DIRECTION:
Exactly reproduce the lines from the line that has "Read out every word on this page." down to the last line of the entries, inclusive.

Collection entries
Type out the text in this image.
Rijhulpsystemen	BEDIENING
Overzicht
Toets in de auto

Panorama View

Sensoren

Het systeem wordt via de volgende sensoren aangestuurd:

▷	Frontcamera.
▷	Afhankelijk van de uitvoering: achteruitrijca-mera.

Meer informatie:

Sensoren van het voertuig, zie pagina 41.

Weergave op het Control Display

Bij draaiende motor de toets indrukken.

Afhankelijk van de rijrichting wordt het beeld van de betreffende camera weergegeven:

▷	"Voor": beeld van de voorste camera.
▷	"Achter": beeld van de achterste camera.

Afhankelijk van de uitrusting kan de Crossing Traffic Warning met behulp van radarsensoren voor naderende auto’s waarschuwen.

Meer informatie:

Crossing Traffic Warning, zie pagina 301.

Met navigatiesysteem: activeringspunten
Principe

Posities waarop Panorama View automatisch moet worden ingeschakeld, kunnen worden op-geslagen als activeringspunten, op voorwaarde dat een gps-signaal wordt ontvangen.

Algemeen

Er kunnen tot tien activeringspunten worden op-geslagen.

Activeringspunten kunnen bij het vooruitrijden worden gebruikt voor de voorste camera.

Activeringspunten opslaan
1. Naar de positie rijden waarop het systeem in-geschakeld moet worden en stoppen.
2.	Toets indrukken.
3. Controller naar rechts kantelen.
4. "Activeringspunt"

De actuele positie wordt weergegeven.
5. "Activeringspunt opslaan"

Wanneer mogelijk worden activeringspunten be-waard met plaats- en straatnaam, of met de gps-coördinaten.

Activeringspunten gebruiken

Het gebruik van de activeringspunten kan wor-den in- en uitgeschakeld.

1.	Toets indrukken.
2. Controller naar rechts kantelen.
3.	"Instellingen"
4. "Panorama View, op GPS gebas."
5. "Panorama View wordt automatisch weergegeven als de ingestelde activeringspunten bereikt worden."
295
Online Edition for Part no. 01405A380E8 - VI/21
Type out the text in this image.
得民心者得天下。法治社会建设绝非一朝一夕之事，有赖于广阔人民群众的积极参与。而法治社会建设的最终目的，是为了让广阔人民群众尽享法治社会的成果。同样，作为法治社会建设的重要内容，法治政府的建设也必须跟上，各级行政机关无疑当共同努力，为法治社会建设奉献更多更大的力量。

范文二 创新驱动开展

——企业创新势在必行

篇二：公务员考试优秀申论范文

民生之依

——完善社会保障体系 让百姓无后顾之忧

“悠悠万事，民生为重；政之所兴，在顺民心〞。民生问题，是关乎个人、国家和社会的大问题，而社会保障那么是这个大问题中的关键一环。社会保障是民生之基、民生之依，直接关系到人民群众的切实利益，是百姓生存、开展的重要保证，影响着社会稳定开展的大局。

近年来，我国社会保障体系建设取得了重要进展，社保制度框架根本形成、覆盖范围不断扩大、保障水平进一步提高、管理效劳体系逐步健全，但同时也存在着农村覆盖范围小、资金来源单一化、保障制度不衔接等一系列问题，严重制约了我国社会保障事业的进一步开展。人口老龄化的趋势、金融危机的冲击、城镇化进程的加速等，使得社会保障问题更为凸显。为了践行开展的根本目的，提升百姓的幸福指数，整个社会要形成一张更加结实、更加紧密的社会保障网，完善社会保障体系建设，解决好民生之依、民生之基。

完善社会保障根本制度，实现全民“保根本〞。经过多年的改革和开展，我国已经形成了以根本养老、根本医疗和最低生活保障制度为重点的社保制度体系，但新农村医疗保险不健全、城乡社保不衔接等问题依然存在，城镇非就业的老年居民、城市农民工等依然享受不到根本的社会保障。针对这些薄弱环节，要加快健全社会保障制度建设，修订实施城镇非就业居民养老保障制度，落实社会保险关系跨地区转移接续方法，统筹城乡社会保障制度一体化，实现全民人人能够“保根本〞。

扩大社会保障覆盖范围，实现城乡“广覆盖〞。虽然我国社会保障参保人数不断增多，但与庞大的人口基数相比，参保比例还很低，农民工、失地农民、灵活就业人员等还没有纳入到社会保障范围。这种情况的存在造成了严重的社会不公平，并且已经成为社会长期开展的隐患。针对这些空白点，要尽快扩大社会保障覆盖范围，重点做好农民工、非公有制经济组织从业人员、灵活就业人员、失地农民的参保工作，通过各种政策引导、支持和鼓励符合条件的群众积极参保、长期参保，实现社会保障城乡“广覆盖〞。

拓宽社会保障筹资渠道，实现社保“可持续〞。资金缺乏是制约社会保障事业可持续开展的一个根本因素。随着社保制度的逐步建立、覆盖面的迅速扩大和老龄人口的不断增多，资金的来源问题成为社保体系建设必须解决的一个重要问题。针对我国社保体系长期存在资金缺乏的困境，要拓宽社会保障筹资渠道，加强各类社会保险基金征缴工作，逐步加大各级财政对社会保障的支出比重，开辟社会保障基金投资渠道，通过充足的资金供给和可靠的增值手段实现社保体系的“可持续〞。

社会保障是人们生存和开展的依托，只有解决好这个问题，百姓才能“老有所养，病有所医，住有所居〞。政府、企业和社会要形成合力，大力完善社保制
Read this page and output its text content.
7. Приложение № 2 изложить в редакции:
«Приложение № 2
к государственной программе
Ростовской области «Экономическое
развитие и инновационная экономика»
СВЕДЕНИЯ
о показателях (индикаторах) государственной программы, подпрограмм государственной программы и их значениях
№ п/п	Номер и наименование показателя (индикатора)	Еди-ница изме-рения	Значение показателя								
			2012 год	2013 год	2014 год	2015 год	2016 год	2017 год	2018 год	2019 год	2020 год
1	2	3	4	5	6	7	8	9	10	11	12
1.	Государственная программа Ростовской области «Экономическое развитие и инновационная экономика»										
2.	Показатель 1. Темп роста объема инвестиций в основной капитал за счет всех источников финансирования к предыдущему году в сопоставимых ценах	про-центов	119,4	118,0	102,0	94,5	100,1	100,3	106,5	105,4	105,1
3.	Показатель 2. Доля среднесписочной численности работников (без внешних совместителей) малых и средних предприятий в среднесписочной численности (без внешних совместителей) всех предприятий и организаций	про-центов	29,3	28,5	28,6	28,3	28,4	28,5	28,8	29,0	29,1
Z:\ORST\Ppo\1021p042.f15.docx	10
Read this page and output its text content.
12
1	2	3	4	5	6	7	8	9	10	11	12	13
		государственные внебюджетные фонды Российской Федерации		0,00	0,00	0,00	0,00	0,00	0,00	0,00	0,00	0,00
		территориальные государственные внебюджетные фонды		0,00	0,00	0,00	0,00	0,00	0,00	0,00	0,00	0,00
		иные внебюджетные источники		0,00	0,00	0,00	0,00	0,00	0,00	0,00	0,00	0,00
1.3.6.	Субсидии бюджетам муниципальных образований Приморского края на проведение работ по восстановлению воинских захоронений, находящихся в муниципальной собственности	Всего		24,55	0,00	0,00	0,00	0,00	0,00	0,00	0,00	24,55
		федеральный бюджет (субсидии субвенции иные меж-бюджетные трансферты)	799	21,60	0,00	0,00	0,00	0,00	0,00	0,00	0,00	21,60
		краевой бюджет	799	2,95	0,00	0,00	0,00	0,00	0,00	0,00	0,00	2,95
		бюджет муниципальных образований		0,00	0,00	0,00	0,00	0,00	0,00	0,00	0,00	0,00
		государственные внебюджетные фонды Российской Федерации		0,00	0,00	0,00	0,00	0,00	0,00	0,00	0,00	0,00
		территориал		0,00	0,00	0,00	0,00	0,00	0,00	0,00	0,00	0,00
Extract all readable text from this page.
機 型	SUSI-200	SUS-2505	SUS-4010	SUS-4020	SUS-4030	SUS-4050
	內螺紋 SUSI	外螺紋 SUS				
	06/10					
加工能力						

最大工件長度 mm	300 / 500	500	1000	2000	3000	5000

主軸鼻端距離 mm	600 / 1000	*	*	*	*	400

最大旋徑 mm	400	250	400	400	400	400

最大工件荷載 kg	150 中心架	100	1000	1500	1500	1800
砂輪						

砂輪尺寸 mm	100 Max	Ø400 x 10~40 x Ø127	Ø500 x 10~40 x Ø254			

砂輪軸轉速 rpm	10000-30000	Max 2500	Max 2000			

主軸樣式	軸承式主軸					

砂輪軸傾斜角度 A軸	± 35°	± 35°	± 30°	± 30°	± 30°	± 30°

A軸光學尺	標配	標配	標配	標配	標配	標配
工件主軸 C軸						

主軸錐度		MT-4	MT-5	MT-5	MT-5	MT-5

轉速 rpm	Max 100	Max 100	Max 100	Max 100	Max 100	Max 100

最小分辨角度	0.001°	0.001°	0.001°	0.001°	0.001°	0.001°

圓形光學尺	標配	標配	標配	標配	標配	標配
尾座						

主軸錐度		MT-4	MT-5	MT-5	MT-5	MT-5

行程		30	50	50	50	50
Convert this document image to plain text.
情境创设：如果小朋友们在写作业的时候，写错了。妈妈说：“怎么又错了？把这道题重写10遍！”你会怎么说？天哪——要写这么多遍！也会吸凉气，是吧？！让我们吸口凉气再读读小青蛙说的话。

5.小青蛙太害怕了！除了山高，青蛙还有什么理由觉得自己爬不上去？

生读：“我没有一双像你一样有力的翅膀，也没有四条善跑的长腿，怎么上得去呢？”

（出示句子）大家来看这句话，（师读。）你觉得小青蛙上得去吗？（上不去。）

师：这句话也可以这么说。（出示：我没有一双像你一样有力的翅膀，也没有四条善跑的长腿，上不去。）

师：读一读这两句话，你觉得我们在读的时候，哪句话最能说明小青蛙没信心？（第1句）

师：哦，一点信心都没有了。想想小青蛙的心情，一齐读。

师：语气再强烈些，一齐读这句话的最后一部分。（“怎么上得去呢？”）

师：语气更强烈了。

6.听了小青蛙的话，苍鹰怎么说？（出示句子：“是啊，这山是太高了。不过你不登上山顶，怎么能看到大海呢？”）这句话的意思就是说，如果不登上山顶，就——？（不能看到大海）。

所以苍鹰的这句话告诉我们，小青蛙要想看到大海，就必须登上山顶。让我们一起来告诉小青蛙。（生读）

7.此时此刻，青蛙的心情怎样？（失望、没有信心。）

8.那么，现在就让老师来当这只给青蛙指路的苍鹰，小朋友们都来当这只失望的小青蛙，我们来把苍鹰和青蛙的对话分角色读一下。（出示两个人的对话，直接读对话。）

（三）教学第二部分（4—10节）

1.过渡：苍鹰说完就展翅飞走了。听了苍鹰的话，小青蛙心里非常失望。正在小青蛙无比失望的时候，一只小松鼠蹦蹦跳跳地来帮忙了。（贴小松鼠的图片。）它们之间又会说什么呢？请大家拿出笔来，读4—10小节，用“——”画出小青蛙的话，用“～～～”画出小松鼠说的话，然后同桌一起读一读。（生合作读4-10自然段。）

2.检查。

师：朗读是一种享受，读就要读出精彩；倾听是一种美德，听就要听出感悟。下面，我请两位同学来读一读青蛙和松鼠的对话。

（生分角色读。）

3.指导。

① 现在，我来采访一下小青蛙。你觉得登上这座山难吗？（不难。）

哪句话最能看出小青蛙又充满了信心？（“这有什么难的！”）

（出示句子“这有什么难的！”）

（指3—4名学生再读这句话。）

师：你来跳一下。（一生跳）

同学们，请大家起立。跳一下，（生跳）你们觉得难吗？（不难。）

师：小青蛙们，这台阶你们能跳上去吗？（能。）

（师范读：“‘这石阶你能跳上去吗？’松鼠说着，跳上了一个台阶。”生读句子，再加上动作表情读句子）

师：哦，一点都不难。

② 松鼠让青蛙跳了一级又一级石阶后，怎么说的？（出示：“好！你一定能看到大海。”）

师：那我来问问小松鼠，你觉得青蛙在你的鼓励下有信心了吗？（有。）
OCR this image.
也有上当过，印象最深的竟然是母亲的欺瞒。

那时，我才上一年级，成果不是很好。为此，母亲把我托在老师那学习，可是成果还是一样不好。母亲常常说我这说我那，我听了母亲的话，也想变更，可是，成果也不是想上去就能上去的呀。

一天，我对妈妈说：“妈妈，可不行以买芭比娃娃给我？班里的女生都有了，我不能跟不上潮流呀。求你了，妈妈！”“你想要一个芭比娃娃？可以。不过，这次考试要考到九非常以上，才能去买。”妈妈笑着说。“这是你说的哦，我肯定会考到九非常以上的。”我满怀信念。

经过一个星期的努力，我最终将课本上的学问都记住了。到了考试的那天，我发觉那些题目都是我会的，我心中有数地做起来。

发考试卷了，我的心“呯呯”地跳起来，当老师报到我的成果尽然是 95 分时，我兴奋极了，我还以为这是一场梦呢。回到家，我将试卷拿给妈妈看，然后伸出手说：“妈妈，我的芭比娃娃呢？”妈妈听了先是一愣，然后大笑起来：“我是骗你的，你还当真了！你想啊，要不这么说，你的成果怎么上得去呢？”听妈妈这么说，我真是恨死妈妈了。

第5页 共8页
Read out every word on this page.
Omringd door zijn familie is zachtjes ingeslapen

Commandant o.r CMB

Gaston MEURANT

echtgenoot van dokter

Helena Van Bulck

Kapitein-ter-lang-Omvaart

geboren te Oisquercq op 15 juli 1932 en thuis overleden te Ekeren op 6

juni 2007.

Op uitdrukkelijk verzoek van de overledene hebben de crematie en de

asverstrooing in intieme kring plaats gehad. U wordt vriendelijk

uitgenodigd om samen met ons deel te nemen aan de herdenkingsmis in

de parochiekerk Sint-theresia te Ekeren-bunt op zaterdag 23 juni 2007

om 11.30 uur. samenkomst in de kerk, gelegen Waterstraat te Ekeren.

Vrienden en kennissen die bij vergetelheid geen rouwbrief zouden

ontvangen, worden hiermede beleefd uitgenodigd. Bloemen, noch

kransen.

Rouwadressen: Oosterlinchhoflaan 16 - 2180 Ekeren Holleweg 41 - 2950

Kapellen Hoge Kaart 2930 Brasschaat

THE RESPONSE:
Read out every word on this page.
Omringd door zijn familie is zachtjes ingeslapen

Commandant o.r CMB

Gaston MEURANT

echtgenoot van dokter

Helena Van Bulck

Kapitein-ter-lang-Omvaart

geboren te Oisquercq op 15 juli 1932 en thuis overleden te Ekeren op 6

juni 2007.

Op uitdrukkelijk verzoek van de overledene hebben de crematie en de

asverstrooing in intieme kring plaats gehad. U wordt vriendelijk

uitgenodigd om samen met ons deel te nemen aan de herdenkingsmis in

de parochiekerk Sint-theresia te Ekeren-bunt op zaterdag 23 juni 2007

om 11.30 uur. samenkomst in de kerk, gelegen Waterstraat te Ekeren.

Vrienden en kennissen die bij vergetelheid geen rouwbrief zouden

ontvangen, worden hiermede beleefd uitgenodigd. Bloemen, noch

kransen.

Rouwadressen: Oosterlinchhoflaan 16 - 2180 Ekeren Holleweg 41 - 2950

Kapellen Hoge Kaart 2930 Brasschaat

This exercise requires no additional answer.